● To do
Please write the listing below out again exactly, leaving every picture behind.

● Data
☆ ☆ ☆ ☆ ☆ ☆ ☆

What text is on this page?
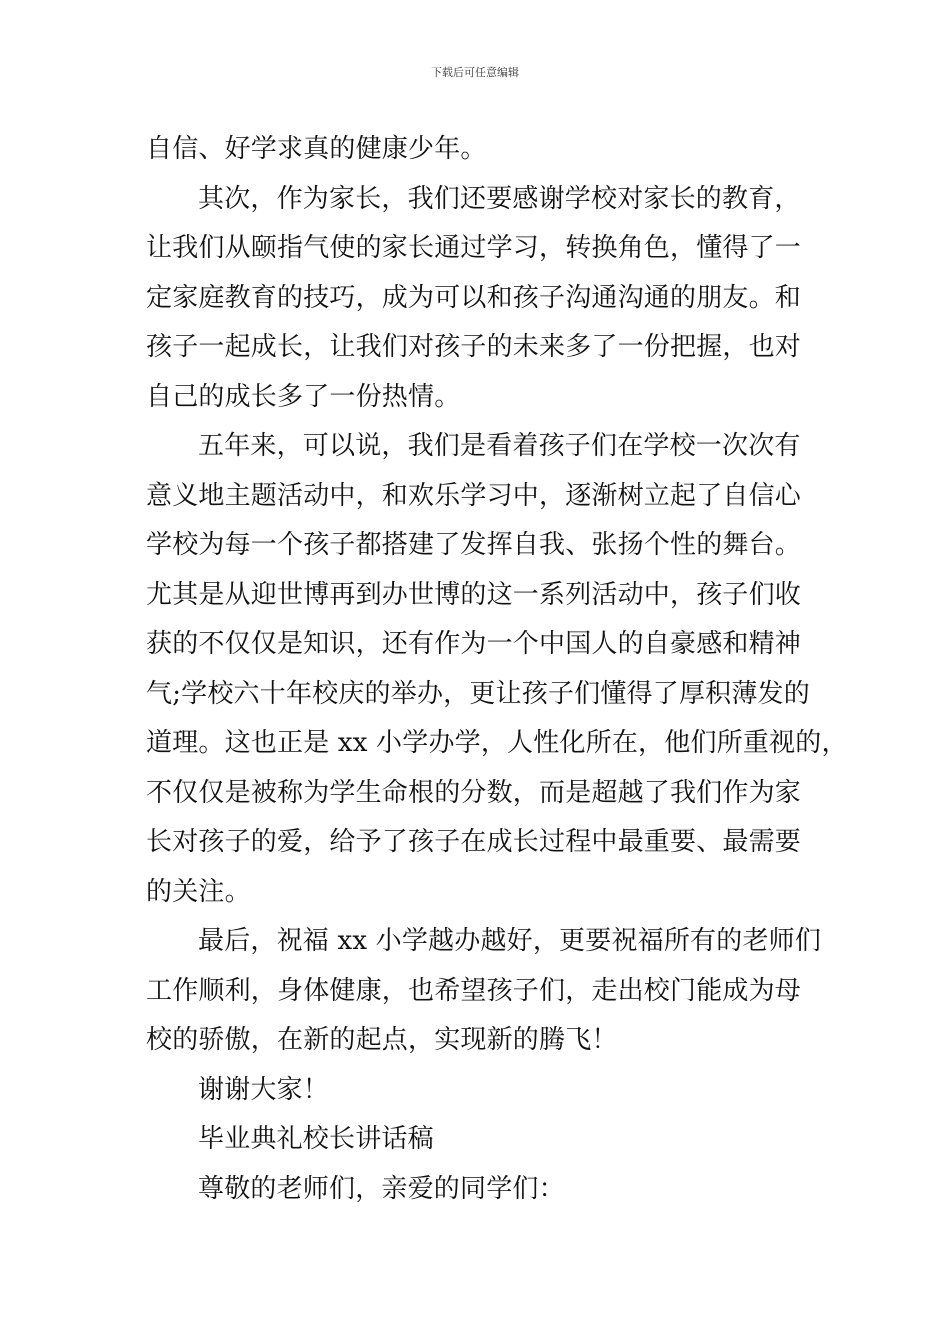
下载后可任意编辑
自信、好学求真的健康少年。
其次，作为家长，我们还要感谢学校对家长的教育，
让我们从颐指气使的家长通过学习，转换角色，懂得了一
定家庭教育的技巧，成为可以和孩子沟通沟通的朋友。和
孩子一起成长，让我们对孩子的未来多了一份把握，也对
自己的成长多了一份热情。
五年来，可以说，我们是看着孩子们在学校一次次有
意义地主题活动中，和欢乐学习中，逐渐树立起了自信心
学校为每一个孩子都搭建了发挥自我、张扬个性的舞台。
尤其是从迎世博再到办世博的这一系列活动中，孩子们收
获的不仅仅是知识，还有作为一个中国人的自豪感和精神
气;学校六十年校庆的举办，更让孩子们懂得了厚积薄发的
道理。这也正是 xx 小学办学，人性化所在，他们所重视的，
不仅仅是被称为学生命根的分数，而是超越了我们作为家
长对孩子的爱，给予了孩子在成长过程中最重要、最需要
的关注。
最后，祝福 xx 小学越办越好，更要祝福所有的老师们
工作顺利，身体健康，也希望孩子们，走出校门能成为母
校的骄傲，在新的起点，实现新的腾飞！
谢谢大家！
毕业典礼校长讲话稿
尊敬的老师们，亲爱的同学们：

☆ ☆ ☆ ☆ ☆ ☆ ☆

● Task output
What text is on this page?
下载后可任意编辑
自信、好学求真的健康少年。
其次，作为家长，我们还要感谢学校对家长的教育，
让我们从颐指气使的家长通过学习，转换角色，懂得了一
定家庭教育的技巧，成为可以和孩子沟通沟通的朋友。和
孩子一起成长，让我们对孩子的未来多了一份把握，也对
自己的成长多了一份热情。
五年来，可以说，我们是看着孩子们在学校一次次有
意义地主题活动中，和欢乐学习中，逐渐树立起了自信心
学校为每一个孩子都搭建了发挥自我、张扬个性的舞台。
尤其是从迎世博再到办世博的这一系列活动中，孩子们收
获的不仅仅是知识，还有作为一个中国人的自豪感和精神
气;学校六十年校庆的举办，更让孩子们懂得了厚积薄发的
道理。这也正是 xx 小学办学，人性化所在，他们所重视的，
不仅仅是被称为学生命根的分数，而是超越了我们作为家
长对孩子的爱，给予了孩子在成长过程中最重要、最需要
的关注。
最后，祝福 xx 小学越办越好，更要祝福所有的老师们
工作顺利，身体健康，也希望孩子们，走出校门能成为母
校的骄傲，在新的起点，实现新的腾飞！
谢谢大家！
毕业典礼校长讲话稿
尊敬的老师们，亲爱的同学们：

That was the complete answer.